■ BRIEF
Keep only the lines of the listing that include the word "MnO₂", and copy them.

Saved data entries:
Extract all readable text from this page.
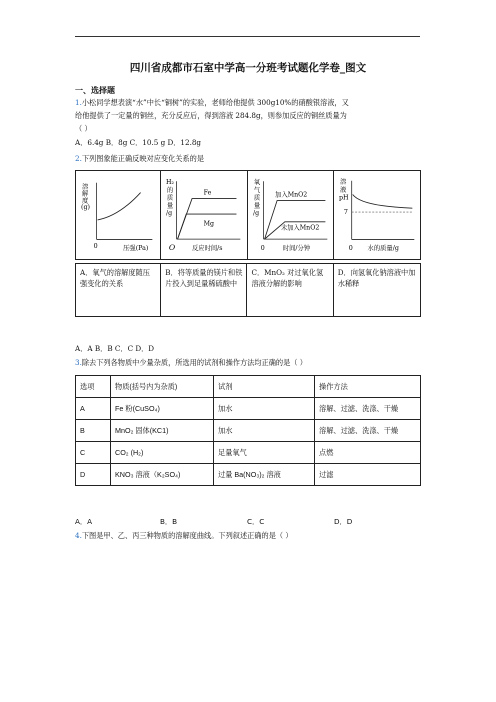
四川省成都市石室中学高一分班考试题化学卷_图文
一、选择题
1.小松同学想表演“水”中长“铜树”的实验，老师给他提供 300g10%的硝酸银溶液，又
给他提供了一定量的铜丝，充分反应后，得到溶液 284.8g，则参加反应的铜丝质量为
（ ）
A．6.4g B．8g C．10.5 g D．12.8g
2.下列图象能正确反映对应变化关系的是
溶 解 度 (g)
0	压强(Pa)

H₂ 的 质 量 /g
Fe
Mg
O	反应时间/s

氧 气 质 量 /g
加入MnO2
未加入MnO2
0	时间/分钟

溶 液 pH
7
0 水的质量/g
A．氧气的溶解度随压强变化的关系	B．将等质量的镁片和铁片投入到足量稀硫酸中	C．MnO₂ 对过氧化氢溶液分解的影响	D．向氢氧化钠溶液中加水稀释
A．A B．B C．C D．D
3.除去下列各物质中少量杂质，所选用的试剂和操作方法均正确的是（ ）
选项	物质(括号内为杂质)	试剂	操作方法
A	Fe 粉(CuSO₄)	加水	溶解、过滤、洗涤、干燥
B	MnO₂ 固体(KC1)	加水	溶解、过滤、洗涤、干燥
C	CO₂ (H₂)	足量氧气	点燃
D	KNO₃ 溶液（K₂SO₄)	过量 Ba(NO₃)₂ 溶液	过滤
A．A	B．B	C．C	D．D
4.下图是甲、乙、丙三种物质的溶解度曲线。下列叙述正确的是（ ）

■ ANSWER FOR THIS EXERCISE
A．氧气的溶解度随压强变化的关系	B．将等质量的镁片和铁片投入到足量稀硫酸中	C．MnO₂ 对过氧化氢溶液分解的影响	D．向氢氧化钠溶液中加水稀释
B	MnO₂ 固体(KC1)	加水	溶解、过滤、洗涤、干燥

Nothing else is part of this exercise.